§ **SHORT PROBLEM**:
All entries are to be given again verbatim.

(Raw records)

━━━━━━━━━━━━━━━━

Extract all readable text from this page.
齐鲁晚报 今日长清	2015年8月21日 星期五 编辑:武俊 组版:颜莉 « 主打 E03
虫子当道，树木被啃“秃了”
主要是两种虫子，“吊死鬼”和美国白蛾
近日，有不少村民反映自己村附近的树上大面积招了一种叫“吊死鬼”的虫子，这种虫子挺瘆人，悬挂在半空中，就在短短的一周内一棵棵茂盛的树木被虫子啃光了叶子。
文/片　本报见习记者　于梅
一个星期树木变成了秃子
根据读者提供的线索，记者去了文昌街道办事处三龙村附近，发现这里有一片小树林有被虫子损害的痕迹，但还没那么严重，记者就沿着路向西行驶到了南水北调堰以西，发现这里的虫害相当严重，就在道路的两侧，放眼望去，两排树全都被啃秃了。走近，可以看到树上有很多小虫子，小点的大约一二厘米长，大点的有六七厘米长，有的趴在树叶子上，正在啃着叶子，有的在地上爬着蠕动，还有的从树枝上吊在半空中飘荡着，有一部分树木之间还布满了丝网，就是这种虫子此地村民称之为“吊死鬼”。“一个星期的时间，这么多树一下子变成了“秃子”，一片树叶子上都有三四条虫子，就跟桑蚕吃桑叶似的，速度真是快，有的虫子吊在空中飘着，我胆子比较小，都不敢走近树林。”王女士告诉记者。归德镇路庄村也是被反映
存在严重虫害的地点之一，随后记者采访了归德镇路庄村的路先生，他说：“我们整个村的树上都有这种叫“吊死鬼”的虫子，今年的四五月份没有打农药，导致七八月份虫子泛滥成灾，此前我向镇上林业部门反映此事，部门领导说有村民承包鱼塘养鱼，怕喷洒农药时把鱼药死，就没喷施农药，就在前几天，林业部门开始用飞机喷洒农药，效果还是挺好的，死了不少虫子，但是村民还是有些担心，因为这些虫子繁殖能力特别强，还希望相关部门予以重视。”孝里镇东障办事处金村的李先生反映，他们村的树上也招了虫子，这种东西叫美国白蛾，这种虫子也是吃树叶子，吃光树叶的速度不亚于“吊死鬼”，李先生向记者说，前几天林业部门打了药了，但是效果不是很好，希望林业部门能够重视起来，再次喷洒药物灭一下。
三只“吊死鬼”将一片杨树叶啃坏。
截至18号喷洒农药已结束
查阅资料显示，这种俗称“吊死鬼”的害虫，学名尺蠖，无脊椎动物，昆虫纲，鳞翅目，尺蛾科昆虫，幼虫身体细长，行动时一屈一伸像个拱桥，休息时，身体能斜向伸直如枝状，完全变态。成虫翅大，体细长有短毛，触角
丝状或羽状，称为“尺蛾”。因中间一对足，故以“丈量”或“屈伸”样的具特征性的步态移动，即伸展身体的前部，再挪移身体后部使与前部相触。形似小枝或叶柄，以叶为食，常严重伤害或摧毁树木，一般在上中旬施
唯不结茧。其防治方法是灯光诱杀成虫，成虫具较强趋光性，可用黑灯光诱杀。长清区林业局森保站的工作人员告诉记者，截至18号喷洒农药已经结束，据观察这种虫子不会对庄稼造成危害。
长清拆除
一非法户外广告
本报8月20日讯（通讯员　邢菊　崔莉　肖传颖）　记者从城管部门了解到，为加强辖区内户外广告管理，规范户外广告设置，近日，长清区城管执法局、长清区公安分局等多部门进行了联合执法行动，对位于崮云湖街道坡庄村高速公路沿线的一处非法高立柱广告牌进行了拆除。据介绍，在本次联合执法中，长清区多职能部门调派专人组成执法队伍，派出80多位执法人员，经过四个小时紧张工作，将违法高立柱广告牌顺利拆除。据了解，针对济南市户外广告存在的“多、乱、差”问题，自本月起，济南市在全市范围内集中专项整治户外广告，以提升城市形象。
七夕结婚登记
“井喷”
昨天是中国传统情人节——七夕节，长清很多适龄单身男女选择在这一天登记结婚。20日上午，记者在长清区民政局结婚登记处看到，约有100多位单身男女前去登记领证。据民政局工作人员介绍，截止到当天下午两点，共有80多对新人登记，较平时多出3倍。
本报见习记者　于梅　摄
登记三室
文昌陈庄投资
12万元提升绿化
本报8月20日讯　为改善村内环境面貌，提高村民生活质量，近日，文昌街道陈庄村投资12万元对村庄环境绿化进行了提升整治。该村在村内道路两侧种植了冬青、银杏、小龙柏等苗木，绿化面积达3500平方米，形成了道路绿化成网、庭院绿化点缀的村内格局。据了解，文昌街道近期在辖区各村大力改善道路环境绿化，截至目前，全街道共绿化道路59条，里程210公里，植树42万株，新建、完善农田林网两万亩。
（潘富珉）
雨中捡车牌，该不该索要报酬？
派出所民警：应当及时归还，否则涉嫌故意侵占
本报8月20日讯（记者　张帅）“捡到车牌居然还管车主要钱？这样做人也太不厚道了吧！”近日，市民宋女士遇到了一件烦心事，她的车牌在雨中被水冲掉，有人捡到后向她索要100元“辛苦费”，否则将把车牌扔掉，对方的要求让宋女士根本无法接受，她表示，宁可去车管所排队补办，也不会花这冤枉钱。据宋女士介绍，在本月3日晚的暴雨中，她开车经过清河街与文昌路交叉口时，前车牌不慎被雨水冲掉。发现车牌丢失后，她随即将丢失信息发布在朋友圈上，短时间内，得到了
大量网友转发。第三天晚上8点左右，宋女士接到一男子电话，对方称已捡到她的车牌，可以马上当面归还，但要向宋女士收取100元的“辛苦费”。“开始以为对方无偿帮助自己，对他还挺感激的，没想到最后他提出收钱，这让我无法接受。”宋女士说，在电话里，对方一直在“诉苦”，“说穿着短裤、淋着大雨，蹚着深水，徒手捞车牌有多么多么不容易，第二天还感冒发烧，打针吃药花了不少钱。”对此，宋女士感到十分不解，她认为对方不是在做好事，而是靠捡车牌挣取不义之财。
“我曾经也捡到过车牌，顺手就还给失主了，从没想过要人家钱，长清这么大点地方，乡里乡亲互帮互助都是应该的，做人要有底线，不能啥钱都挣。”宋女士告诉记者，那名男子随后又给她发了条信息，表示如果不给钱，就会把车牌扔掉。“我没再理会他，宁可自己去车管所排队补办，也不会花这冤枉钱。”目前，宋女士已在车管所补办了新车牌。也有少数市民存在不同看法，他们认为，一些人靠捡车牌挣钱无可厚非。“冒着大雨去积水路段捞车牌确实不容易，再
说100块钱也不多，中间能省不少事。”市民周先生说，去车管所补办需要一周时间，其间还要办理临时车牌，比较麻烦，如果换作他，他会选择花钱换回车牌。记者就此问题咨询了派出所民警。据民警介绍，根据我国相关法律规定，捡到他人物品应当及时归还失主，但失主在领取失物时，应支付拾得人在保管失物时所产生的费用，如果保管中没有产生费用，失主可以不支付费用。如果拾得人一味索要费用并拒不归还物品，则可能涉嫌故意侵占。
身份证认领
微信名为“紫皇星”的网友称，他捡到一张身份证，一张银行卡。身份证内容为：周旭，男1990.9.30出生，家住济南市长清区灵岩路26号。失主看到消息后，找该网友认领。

━━━━━━━━━━━━━━━━

§ **FINISHED TASK**:
Extract all readable text from this page.
齐鲁晚报 今日长清	2015年8月21日 星期五 编辑:武俊 组版:颜莉 « 主打 E03
虫子当道，树木被啃“秃了”
主要是两种虫子，“吊死鬼”和美国白蛾
近日，有不少村民反映自己村附近的树上大面积招了一种叫“吊死鬼”的虫子，这种虫子挺瘆人，悬挂在半空中，就在短短的一周内一棵棵茂盛的树木被虫子啃光了叶子。
文/片　本报见习记者　于梅
一个星期树木变成了秃子
根据读者提供的线索，记者去了文昌街道办事处三龙村附近，发现这里有一片小树林有被虫子损害的痕迹，但还没那么严重，记者就沿着路向西行驶到了南水北调堰以西，发现这里的虫害相当严重，就在道路的两侧，放眼望去，两排树全都被啃秃了。走近，可以看到树上有很多小虫子，小点的大约一二厘米长，大点的有六七厘米长，有的趴在树叶子上，正在啃着叶子，有的在地上爬着蠕动，还有的从树枝上吊在半空中飘荡着，有一部分树木之间还布满了丝网，就是这种虫子此地村民称之为“吊死鬼”。“一个星期的时间，这么多树一下子变成了“秃子”，一片树叶子上都有三四条虫子，就跟桑蚕吃桑叶似的，速度真是快，有的虫子吊在空中飘着，我胆子比较小，都不敢走近树林。”王女士告诉记者。归德镇路庄村也是被反映
存在严重虫害的地点之一，随后记者采访了归德镇路庄村的路先生，他说：“我们整个村的树上都有这种叫“吊死鬼”的虫子，今年的四五月份没有打农药，导致七八月份虫子泛滥成灾，此前我向镇上林业部门反映此事，部门领导说有村民承包鱼塘养鱼，怕喷洒农药时把鱼药死，就没喷施农药，就在前几天，林业部门开始用飞机喷洒农药，效果还是挺好的，死了不少虫子，但是村民还是有些担心，因为这些虫子繁殖能力特别强，还希望相关部门予以重视。”孝里镇东障办事处金村的李先生反映，他们村的树上也招了虫子，这种东西叫美国白蛾，这种虫子也是吃树叶子，吃光树叶的速度不亚于“吊死鬼”，李先生向记者说，前几天林业部门打了药了，但是效果不是很好，希望林业部门能够重视起来，再次喷洒药物灭一下。
三只“吊死鬼”将一片杨树叶啃坏。
截至18号喷洒农药已结束
查阅资料显示，这种俗称“吊死鬼”的害虫，学名尺蠖，无脊椎动物，昆虫纲，鳞翅目，尺蛾科昆虫，幼虫身体细长，行动时一屈一伸像个拱桥，休息时，身体能斜向伸直如枝状，完全变态。成虫翅大，体细长有短毛，触角
丝状或羽状，称为“尺蛾”。因中间一对足，故以“丈量”或“屈伸”样的具特征性的步态移动，即伸展身体的前部，再挪移身体后部使与前部相触。形似小枝或叶柄，以叶为食，常严重伤害或摧毁树木，一般在上中旬施
唯不结茧。其防治方法是灯光诱杀成虫，成虫具较强趋光性，可用黑灯光诱杀。长清区林业局森保站的工作人员告诉记者，截至18号喷洒农药已经结束，据观察这种虫子不会对庄稼造成危害。
长清拆除
一非法户外广告
本报8月20日讯（通讯员　邢菊　崔莉　肖传颖）　记者从城管部门了解到，为加强辖区内户外广告管理，规范户外广告设置，近日，长清区城管执法局、长清区公安分局等多部门进行了联合执法行动，对位于崮云湖街道坡庄村高速公路沿线的一处非法高立柱广告牌进行了拆除。据介绍，在本次联合执法中，长清区多职能部门调派专人组成执法队伍，派出80多位执法人员，经过四个小时紧张工作，将违法高立柱广告牌顺利拆除。据了解，针对济南市户外广告存在的“多、乱、差”问题，自本月起，济南市在全市范围内集中专项整治户外广告，以提升城市形象。
七夕结婚登记
“井喷”
昨天是中国传统情人节——七夕节，长清很多适龄单身男女选择在这一天登记结婚。20日上午，记者在长清区民政局结婚登记处看到，约有100多位单身男女前去登记领证。据民政局工作人员介绍，截止到当天下午两点，共有80多对新人登记，较平时多出3倍。
本报见习记者　于梅　摄
登记三室
文昌陈庄投资
12万元提升绿化
本报8月20日讯　为改善村内环境面貌，提高村民生活质量，近日，文昌街道陈庄村投资12万元对村庄环境绿化进行了提升整治。该村在村内道路两侧种植了冬青、银杏、小龙柏等苗木，绿化面积达3500平方米，形成了道路绿化成网、庭院绿化点缀的村内格局。据了解，文昌街道近期在辖区各村大力改善道路环境绿化，截至目前，全街道共绿化道路59条，里程210公里，植树42万株，新建、完善农田林网两万亩。
（潘富珉）
雨中捡车牌，该不该索要报酬？
派出所民警：应当及时归还，否则涉嫌故意侵占
本报8月20日讯（记者　张帅）“捡到车牌居然还管车主要钱？这样做人也太不厚道了吧！”近日，市民宋女士遇到了一件烦心事，她的车牌在雨中被水冲掉，有人捡到后向她索要100元“辛苦费”，否则将把车牌扔掉，对方的要求让宋女士根本无法接受，她表示，宁可去车管所排队补办，也不会花这冤枉钱。据宋女士介绍，在本月3日晚的暴雨中，她开车经过清河街与文昌路交叉口时，前车牌不慎被雨水冲掉。发现车牌丢失后，她随即将丢失信息发布在朋友圈上，短时间内，得到了
大量网友转发。第三天晚上8点左右，宋女士接到一男子电话，对方称已捡到她的车牌，可以马上当面归还，但要向宋女士收取100元的“辛苦费”。“开始以为对方无偿帮助自己，对他还挺感激的，没想到最后他提出收钱，这让我无法接受。”宋女士说，在电话里，对方一直在“诉苦”，“说穿着短裤、淋着大雨，蹚着深水，徒手捞车牌有多么多么不容易，第二天还感冒发烧，打针吃药花了不少钱。”对此，宋女士感到十分不解，她认为对方不是在做好事，而是靠捡车牌挣取不义之财。
“我曾经也捡到过车牌，顺手就还给失主了，从没想过要人家钱，长清这么大点地方，乡里乡亲互帮互助都是应该的，做人要有底线，不能啥钱都挣。”宋女士告诉记者，那名男子随后又给她发了条信息，表示如果不给钱，就会把车牌扔掉。“我没再理会他，宁可自己去车管所排队补办，也不会花这冤枉钱。”目前，宋女士已在车管所补办了新车牌。也有少数市民存在不同看法，他们认为，一些人靠捡车牌挣钱无可厚非。“冒着大雨去积水路段捞车牌确实不容易，再
说100块钱也不多，中间能省不少事。”市民周先生说，去车管所补办需要一周时间，其间还要办理临时车牌，比较麻烦，如果换作他，他会选择花钱换回车牌。记者就此问题咨询了派出所民警。据民警介绍，根据我国相关法律规定，捡到他人物品应当及时归还失主，但失主在领取失物时，应支付拾得人在保管失物时所产生的费用，如果保管中没有产生费用，失主可以不支付费用。如果拾得人一味索要费用并拒不归还物品，则可能涉嫌故意侵占。
身份证认领
微信名为“紫皇星”的网友称，他捡到一张身份证，一张银行卡。身份证内容为：周旭，男1990.9.30出生，家住济南市长清区灵岩路26号。失主看到消息后，找该网友认领。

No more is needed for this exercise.